(Box coordinate listings)
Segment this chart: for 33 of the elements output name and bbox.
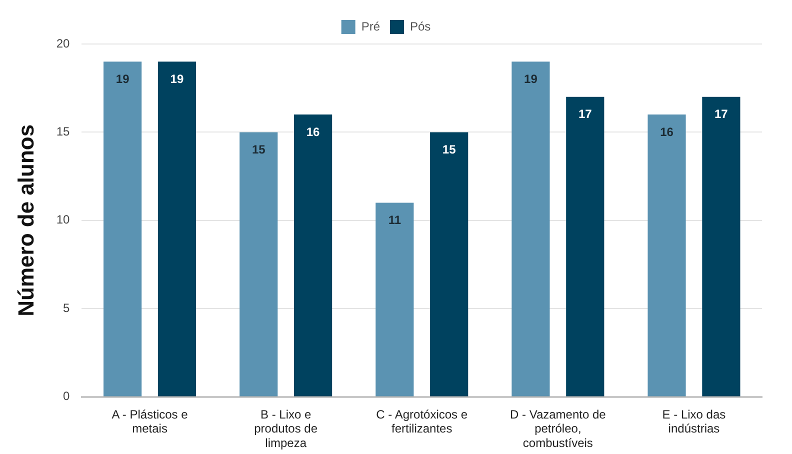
x-tick-label: B - Lixo e produtos de limpeza: [254, 407, 318, 450]
bar: [158, 62, 196, 396]
y-tick-label: 0: [63, 389, 70, 404]
data-label: 17: [578, 107, 592, 122]
bar: [430, 132, 468, 396]
x-tick-label: D - Vazamento de petróleo, combustíveis: [510, 407, 606, 450]
y-tick-label: 15: [56, 124, 70, 139]
bar: [512, 62, 550, 396]
x-tick-label: A - Plásticos e metais: [112, 407, 188, 436]
y-tick-label: 20: [56, 36, 70, 50]
bar: [702, 96, 740, 396]
data-label: 19: [170, 72, 184, 86]
data-label: 16: [306, 124, 320, 139]
bar: [104, 62, 142, 396]
y-tick-label: 5: [63, 300, 70, 315]
x-tick-label: C - Agrotóxicos e fertilizantes: [376, 407, 468, 436]
data-label: 19: [524, 72, 538, 86]
x-tick-label: E - Lixo das indústrias: [662, 407, 726, 436]
data-label: 15: [252, 142, 266, 157]
y-axis-title: Número de alunos: [13, 124, 38, 316]
data-label: 11: [388, 213, 402, 228]
bar: [648, 114, 686, 396]
bar: [294, 114, 332, 396]
data-label: 16: [660, 124, 674, 139]
bar: [376, 202, 414, 396]
legend-label: Pós: [410, 19, 431, 34]
y-tick-label: 10: [56, 212, 70, 227]
data-label: 17: [714, 107, 728, 122]
bar: [566, 96, 604, 396]
data-label: 19: [116, 72, 130, 86]
data-label: 15: [442, 142, 456, 157]
legend-label: Pré: [361, 19, 380, 34]
bar: [240, 132, 278, 396]
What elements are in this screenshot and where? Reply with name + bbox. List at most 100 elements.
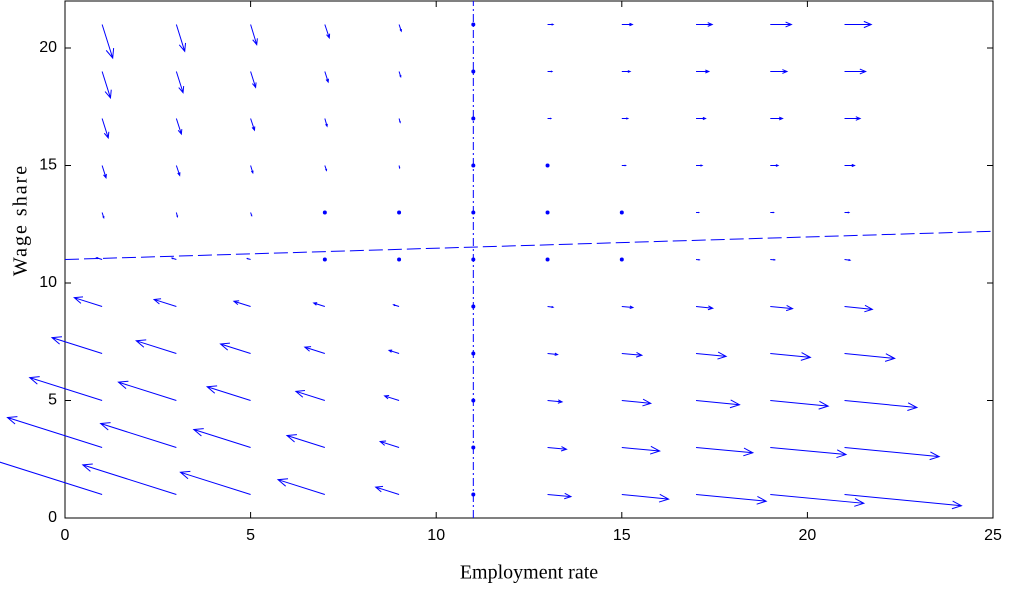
arrow	[276, 478, 325, 495]
arrow	[545, 163, 550, 168]
arrow	[322, 257, 327, 262]
arrow	[0, 461, 103, 495]
arrow	[696, 116, 707, 121]
arrow	[378, 440, 400, 448]
arrow	[250, 212, 253, 217]
arrow	[844, 68, 867, 75]
arrow	[844, 304, 874, 313]
arrow	[770, 69, 789, 74]
arrow	[50, 336, 103, 354]
y-tick-label: 20	[39, 39, 57, 56]
arrow	[170, 257, 177, 260]
arrow	[621, 493, 670, 503]
arrow	[770, 21, 793, 28]
arrow	[392, 304, 400, 307]
arrow	[547, 117, 553, 120]
x-axis-label: Employment rate	[460, 562, 598, 584]
y-tick-label: 5	[48, 392, 57, 409]
arrow	[374, 485, 400, 495]
arrow	[619, 210, 624, 215]
arrow	[398, 24, 402, 33]
arrow	[621, 445, 661, 455]
arrow	[547, 492, 573, 500]
arrow	[695, 447, 755, 457]
x-tick-label: 20	[799, 527, 817, 544]
arrow	[246, 257, 251, 260]
arrow	[621, 117, 630, 120]
arrow	[285, 434, 325, 448]
arrow	[770, 116, 784, 121]
y-axis-label: Wage share	[10, 164, 32, 276]
arrow	[101, 212, 105, 220]
x-tick-label: 15	[613, 527, 631, 544]
arrow	[135, 339, 177, 354]
arrow	[397, 257, 402, 262]
arrow	[547, 70, 554, 73]
y-tick-label: 15	[39, 157, 57, 174]
arrow	[250, 71, 257, 89]
arrow	[844, 211, 851, 214]
arrow	[324, 165, 328, 172]
arrow	[844, 258, 852, 262]
arrow	[175, 71, 185, 94]
arrow	[770, 164, 780, 167]
arrow	[175, 118, 183, 136]
arrow	[545, 257, 550, 262]
arrow	[73, 296, 103, 307]
arrow	[621, 22, 634, 27]
arrow	[695, 258, 701, 261]
arrow	[844, 20, 873, 29]
arrow	[844, 116, 862, 121]
arrow	[101, 118, 110, 140]
arrow	[117, 380, 177, 401]
arrow	[621, 398, 653, 407]
arrow	[28, 376, 103, 401]
arrow	[545, 210, 550, 215]
arrow	[179, 470, 251, 495]
arrow	[547, 399, 564, 404]
arrow	[696, 211, 701, 214]
y-tick-label: 10	[39, 274, 57, 291]
arrow	[471, 69, 476, 74]
arrow	[547, 446, 568, 452]
arrow	[175, 24, 187, 53]
arrow	[250, 165, 254, 175]
arrow	[324, 118, 328, 128]
y-tick-label: 0	[48, 509, 57, 526]
arrow	[219, 342, 251, 354]
arrow	[621, 351, 644, 358]
arrow	[696, 69, 711, 74]
arrow	[770, 211, 775, 214]
arrow	[770, 400, 830, 410]
arrow	[294, 389, 325, 401]
arrow	[695, 399, 741, 409]
arrow	[770, 447, 848, 459]
arrow	[695, 494, 768, 505]
arrow	[175, 165, 181, 177]
arrow	[621, 164, 627, 167]
arrow	[6, 416, 103, 448]
arrow	[175, 212, 179, 218]
arrow	[322, 210, 327, 215]
arrow	[398, 71, 402, 79]
arrow	[101, 165, 107, 180]
arrow	[621, 70, 632, 73]
arrow	[101, 24, 115, 60]
arrow	[695, 351, 728, 360]
arrow	[547, 23, 555, 26]
arrow	[397, 210, 402, 215]
arrow	[844, 447, 941, 461]
arrow	[152, 298, 177, 307]
x-tick-label: 10	[427, 527, 445, 544]
arrow	[250, 24, 258, 46]
x-tick-label: 0	[61, 527, 70, 544]
arrow	[696, 22, 714, 27]
arrow	[844, 163, 856, 168]
x-tick-label: 5	[246, 527, 255, 544]
arrow	[619, 257, 624, 262]
arrow	[844, 494, 963, 510]
arrow	[547, 305, 555, 309]
arrow	[303, 346, 325, 354]
arrow	[81, 463, 177, 495]
arrow	[101, 71, 112, 100]
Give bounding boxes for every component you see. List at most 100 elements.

» **WORK TO BE COMPLETED**:
Write out all the items above again, swapping each "bbox" for "bounding box" and keeping everything else the same. Leave the pictures out.

» **REPLY**:
Segment this chart: for 33 of the elements output name and bounding box.
x-tick-label: B - Lixo e produtos de limpeza: [254, 407, 318, 450]
bar: [158, 62, 196, 396]
y-tick-label: 0: [63, 389, 70, 404]
data-label: 17: [578, 107, 592, 122]
bar: [430, 132, 468, 396]
x-tick-label: D - Vazamento de petróleo, combustíveis: [510, 407, 606, 450]
y-tick-label: 15: [56, 124, 70, 139]
bar: [512, 62, 550, 396]
x-tick-label: A - Plásticos e metais: [112, 407, 188, 436]
y-tick-label: 20: [56, 36, 70, 50]
bar: [702, 96, 740, 396]
data-label: 19: [170, 72, 184, 86]
data-label: 16: [306, 124, 320, 139]
bar: [104, 62, 142, 396]
y-tick-label: 5: [63, 300, 70, 315]
x-tick-label: C - Agrotóxicos e fertilizantes: [376, 407, 468, 436]
data-label: 19: [524, 72, 538, 86]
x-tick-label: E - Lixo das indústrias: [662, 407, 726, 436]
data-label: 15: [252, 142, 266, 157]
y-axis-title: Número de alunos: [13, 124, 38, 316]
data-label: 11: [388, 213, 402, 228]
bar: [648, 114, 686, 396]
bar: [294, 114, 332, 396]
data-label: 16: [660, 124, 674, 139]
bar: [376, 202, 414, 396]
legend-label: Pós: [410, 19, 431, 34]
y-tick-label: 10: [56, 212, 70, 227]
data-label: 17: [714, 107, 728, 122]
bar: [566, 96, 604, 396]
data-label: 19: [116, 72, 130, 86]
data-label: 15: [442, 142, 456, 157]
legend-label: Pré: [361, 19, 380, 34]
bar: [240, 132, 278, 396]
What elements are in this screenshot and where? Reply with name + bounding box. List at most 100 elements.
arrow	[276, 478, 325, 495]
arrow	[545, 163, 550, 168]
arrow	[322, 257, 327, 262]
arrow	[0, 461, 103, 495]
arrow	[696, 116, 707, 121]
arrow	[378, 440, 400, 448]
arrow	[250, 212, 253, 217]
arrow	[844, 68, 867, 75]
arrow	[844, 304, 874, 313]
arrow	[770, 69, 789, 74]
arrow	[50, 336, 103, 354]
y-tick-label: 20	[39, 39, 57, 56]
arrow	[170, 257, 177, 260]
arrow	[621, 493, 670, 503]
arrow	[770, 21, 793, 28]
arrow	[392, 304, 400, 307]
arrow	[547, 117, 553, 120]
x-axis-label: Employment rate	[460, 562, 598, 584]
y-tick-label: 5	[48, 392, 57, 409]
arrow	[374, 485, 400, 495]
arrow	[619, 210, 624, 215]
arrow	[398, 24, 402, 33]
arrow	[621, 445, 661, 455]
arrow	[547, 492, 573, 500]
arrow	[695, 447, 755, 457]
x-tick-label: 20	[799, 527, 817, 544]
arrow	[246, 257, 251, 260]
arrow	[621, 117, 630, 120]
arrow	[285, 434, 325, 448]
arrow	[770, 116, 784, 121]
y-axis-label: Wage share	[10, 164, 32, 276]
arrow	[101, 212, 105, 220]
x-tick-label: 15	[613, 527, 631, 544]
arrow	[135, 339, 177, 354]
arrow	[397, 257, 402, 262]
arrow	[547, 70, 554, 73]
y-tick-label: 15	[39, 157, 57, 174]
arrow	[250, 71, 257, 89]
arrow	[844, 211, 851, 214]
arrow	[324, 165, 328, 172]
arrow	[844, 258, 852, 262]
arrow	[175, 71, 185, 94]
arrow	[770, 164, 780, 167]
arrow	[175, 118, 183, 136]
arrow	[545, 257, 550, 262]
arrow	[73, 296, 103, 307]
arrow	[621, 22, 634, 27]
arrow	[695, 258, 701, 261]
arrow	[844, 20, 873, 29]
arrow	[844, 116, 862, 121]
arrow	[101, 118, 110, 140]
arrow	[117, 380, 177, 401]
arrow	[621, 398, 653, 407]
arrow	[28, 376, 103, 401]
arrow	[545, 210, 550, 215]
arrow	[179, 470, 251, 495]
arrow	[547, 399, 564, 404]
arrow	[696, 211, 701, 214]
y-tick-label: 10	[39, 274, 57, 291]
arrow	[471, 69, 476, 74]
arrow	[547, 446, 568, 452]
arrow	[175, 24, 187, 53]
arrow	[250, 165, 254, 175]
arrow	[324, 118, 328, 128]
y-tick-label: 0	[48, 509, 57, 526]
arrow	[219, 342, 251, 354]
arrow	[621, 351, 644, 358]
arrow	[696, 69, 711, 74]
arrow	[770, 211, 775, 214]
arrow	[770, 400, 830, 410]
arrow	[294, 389, 325, 401]
arrow	[695, 399, 741, 409]
arrow	[770, 447, 848, 459]
arrow	[695, 494, 768, 505]
arrow	[175, 165, 181, 177]
arrow	[621, 164, 627, 167]
arrow	[6, 416, 103, 448]
arrow	[175, 212, 179, 218]
arrow	[322, 210, 327, 215]
arrow	[398, 71, 402, 79]
arrow	[101, 165, 107, 180]
arrow	[621, 70, 632, 73]
arrow	[101, 24, 115, 60]
arrow	[695, 351, 728, 360]
arrow	[547, 23, 555, 26]
arrow	[397, 210, 402, 215]
arrow	[844, 447, 941, 461]
arrow	[152, 298, 177, 307]
x-tick-label: 10	[427, 527, 445, 544]
arrow	[250, 24, 258, 46]
x-tick-label: 0	[61, 527, 70, 544]
arrow	[696, 22, 714, 27]
arrow	[844, 163, 856, 168]
x-tick-label: 5	[246, 527, 255, 544]
arrow	[619, 257, 624, 262]
arrow	[844, 494, 963, 510]
arrow	[547, 305, 555, 309]
arrow	[303, 346, 325, 354]
arrow	[81, 463, 177, 495]
arrow	[101, 71, 112, 100]
Give bounding boxes for every component you see. List at most 100 elements.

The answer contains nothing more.